** Start STORED DATA **

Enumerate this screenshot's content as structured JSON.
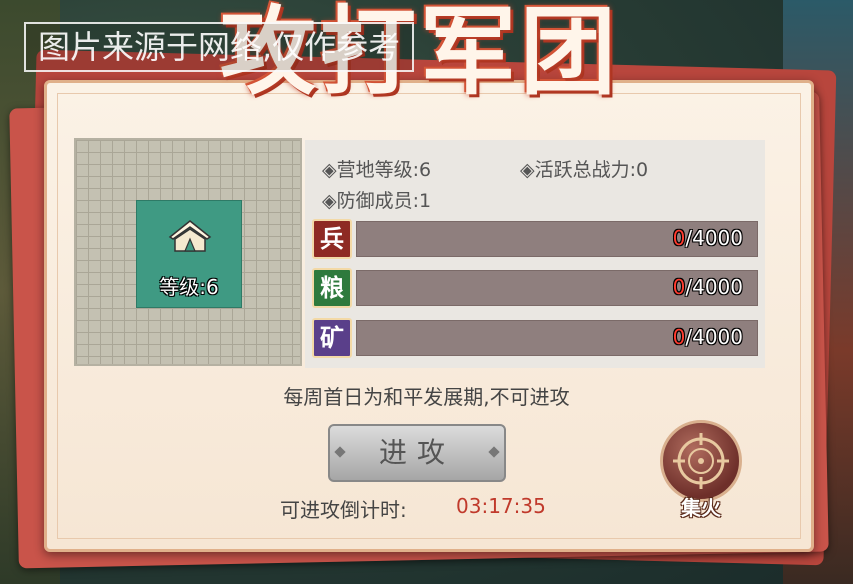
{
  "title": "攻打军团",
  "watermark": "图片来源于网络,仅作参考",
  "camp": {
    "level_label": "等级:6"
  },
  "stats": {
    "camp_level": "◈营地等级:6",
    "active_power": "◈活跃总战力:0",
    "defense_members": "◈防御成员:1"
  },
  "resources": [
    {
      "icon": "兵",
      "current": "0",
      "max": "/4000",
      "color": "#8e2a23",
      "progress": 0
    },
    {
      "icon": "粮",
      "current": "0",
      "max": "/4000",
      "color": "#2e7a3d",
      "progress": 0
    },
    {
      "icon": "矿",
      "current": "0",
      "max": "/4000",
      "color": "#5a3f8a",
      "progress": 0
    }
  ],
  "notice": "每周首日为和平发展期,不可进攻",
  "attack_button": "进攻",
  "countdown": {
    "label": "可进攻倒计时:",
    "value": "03:17:35"
  },
  "focus_fire": {
    "label": "集火",
    "icon": "crosshair-icon"
  },
  "colors": {
    "panel": "#fbf2e6",
    "frame": "#c9544a",
    "countdown": "#c0392b"
  }
}
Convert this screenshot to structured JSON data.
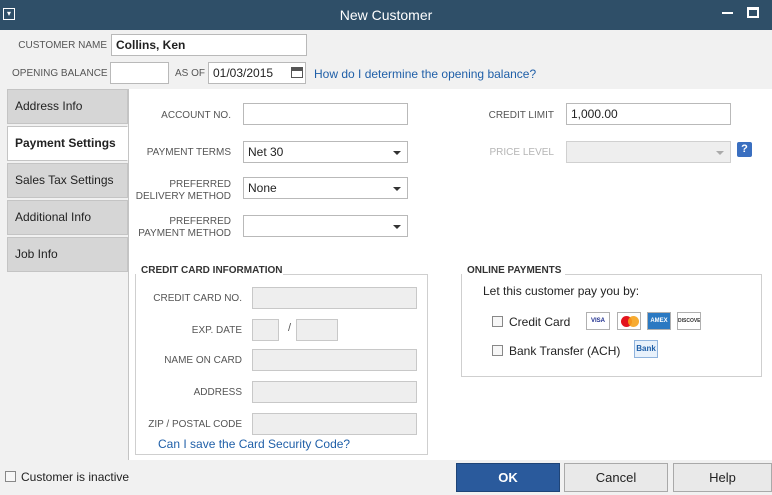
{
  "window": {
    "title": "New Customer"
  },
  "header": {
    "customer_name_label": "CUSTOMER NAME",
    "customer_name_value": "Collins, Ken",
    "opening_balance_label": "OPENING BALANCE",
    "opening_balance_value": "",
    "as_of_label": "AS OF",
    "as_of_value": "01/03/2015",
    "opening_balance_link": "How do I determine the opening balance?"
  },
  "tabs": [
    {
      "label": "Address Info"
    },
    {
      "label": "Payment Settings"
    },
    {
      "label": "Sales Tax Settings"
    },
    {
      "label": "Additional Info"
    },
    {
      "label": "Job Info"
    }
  ],
  "payment": {
    "account_no_label": "ACCOUNT NO.",
    "account_no_value": "",
    "credit_limit_label": "CREDIT LIMIT",
    "credit_limit_value": "1,000.00",
    "payment_terms_label": "PAYMENT TERMS",
    "payment_terms_value": "Net 30",
    "price_level_label": "PRICE LEVEL",
    "price_level_value": "",
    "pref_delivery_label_1": "PREFERRED",
    "pref_delivery_label_2": "DELIVERY METHOD",
    "pref_delivery_value": "None",
    "pref_payment_label_1": "PREFERRED",
    "pref_payment_label_2": "PAYMENT METHOD",
    "pref_payment_value": ""
  },
  "credit_card": {
    "section_title": "CREDIT CARD INFORMATION",
    "card_no_label": "CREDIT CARD NO.",
    "exp_date_label": "EXP. DATE",
    "exp_separator": "/",
    "name_on_card_label": "NAME ON CARD",
    "address_label": "ADDRESS",
    "zip_label": "ZIP / POSTAL CODE",
    "security_link": "Can I save the Card Security Code?"
  },
  "online_payments": {
    "section_title": "ONLINE PAYMENTS",
    "prompt": "Let this customer pay you by:",
    "credit_card_label": "Credit Card",
    "bank_transfer_label": "Bank Transfer (ACH)",
    "logos": {
      "visa": "VISA",
      "mastercard": "MasterCard",
      "amex": "AMEX",
      "discover": "DISCOVER",
      "bank": "Bank"
    }
  },
  "footer": {
    "inactive_label": "Customer is inactive",
    "ok_label": "OK",
    "cancel_label": "Cancel",
    "help_label": "Help"
  },
  "colors": {
    "titlebar": "#2f4f68",
    "primary_button": "#2a5a9c",
    "link": "#1f5fa8"
  },
  "icons": {
    "calendar": "calendar-icon",
    "help": "help-icon"
  }
}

** End STORED DATA **

• EXERCISE DESCRIPTION: Your copy should hold every record word for word and none of the pictures.

• RIGHT ANSWER:
Enumerate this screenshot's content as structured JSON.
{
  "title": "攻打军团",
  "watermark": "图片来源于网络,仅作参考",
  "camp": {
    "level_label": "等级:6"
  },
  "stats": {
    "camp_level": "◈营地等级:6",
    "active_power": "◈活跃总战力:0",
    "defense_members": "◈防御成员:1"
  },
  "resources": [
    {
      "icon": "兵",
      "current": "0",
      "max": "/4000",
      "color": "#8e2a23",
      "progress": 0
    },
    {
      "icon": "粮",
      "current": "0",
      "max": "/4000",
      "color": "#2e7a3d",
      "progress": 0
    },
    {
      "icon": "矿",
      "current": "0",
      "max": "/4000",
      "color": "#5a3f8a",
      "progress": 0
    }
  ],
  "notice": "每周首日为和平发展期,不可进攻",
  "attack_button": "进攻",
  "countdown": {
    "label": "可进攻倒计时:",
    "value": "03:17:35"
  },
  "focus_fire": {
    "label": "集火",
    "icon": "crosshair-icon"
  },
  "colors": {
    "panel": "#fbf2e6",
    "frame": "#c9544a",
    "countdown": "#c0392b"
  }
}
Convert this screenshot to structured JSON data.
{
  "window": {
    "title": "New Customer"
  },
  "header": {
    "customer_name_label": "CUSTOMER NAME",
    "customer_name_value": "Collins, Ken",
    "opening_balance_label": "OPENING BALANCE",
    "opening_balance_value": "",
    "as_of_label": "AS OF",
    "as_of_value": "01/03/2015",
    "opening_balance_link": "How do I determine the opening balance?"
  },
  "tabs": [
    {
      "label": "Address Info"
    },
    {
      "label": "Payment Settings"
    },
    {
      "label": "Sales Tax Settings"
    },
    {
      "label": "Additional Info"
    },
    {
      "label": "Job Info"
    }
  ],
  "payment": {
    "account_no_label": "ACCOUNT NO.",
    "account_no_value": "",
    "credit_limit_label": "CREDIT LIMIT",
    "credit_limit_value": "1,000.00",
    "payment_terms_label": "PAYMENT TERMS",
    "payment_terms_value": "Net 30",
    "price_level_label": "PRICE LEVEL",
    "price_level_value": "",
    "pref_delivery_label_1": "PREFERRED",
    "pref_delivery_label_2": "DELIVERY METHOD",
    "pref_delivery_value": "None",
    "pref_payment_label_1": "PREFERRED",
    "pref_payment_label_2": "PAYMENT METHOD",
    "pref_payment_value": ""
  },
  "credit_card": {
    "section_title": "CREDIT CARD INFORMATION",
    "card_no_label": "CREDIT CARD NO.",
    "exp_date_label": "EXP. DATE",
    "exp_separator": "/",
    "name_on_card_label": "NAME ON CARD",
    "address_label": "ADDRESS",
    "zip_label": "ZIP / POSTAL CODE",
    "security_link": "Can I save the Card Security Code?"
  },
  "online_payments": {
    "section_title": "ONLINE PAYMENTS",
    "prompt": "Let this customer pay you by:",
    "credit_card_label": "Credit Card",
    "bank_transfer_label": "Bank Transfer (ACH)",
    "logos": {
      "visa": "VISA",
      "mastercard": "MasterCard",
      "amex": "AMEX",
      "discover": "DISCOVER",
      "bank": "Bank"
    }
  },
  "footer": {
    "inactive_label": "Customer is inactive",
    "ok_label": "OK",
    "cancel_label": "Cancel",
    "help_label": "Help"
  },
  "colors": {
    "titlebar": "#2f4f68",
    "primary_button": "#2a5a9c",
    "link": "#1f5fa8"
  },
  "icons": {
    "calendar": "calendar-icon",
    "help": "help-icon"
  }
}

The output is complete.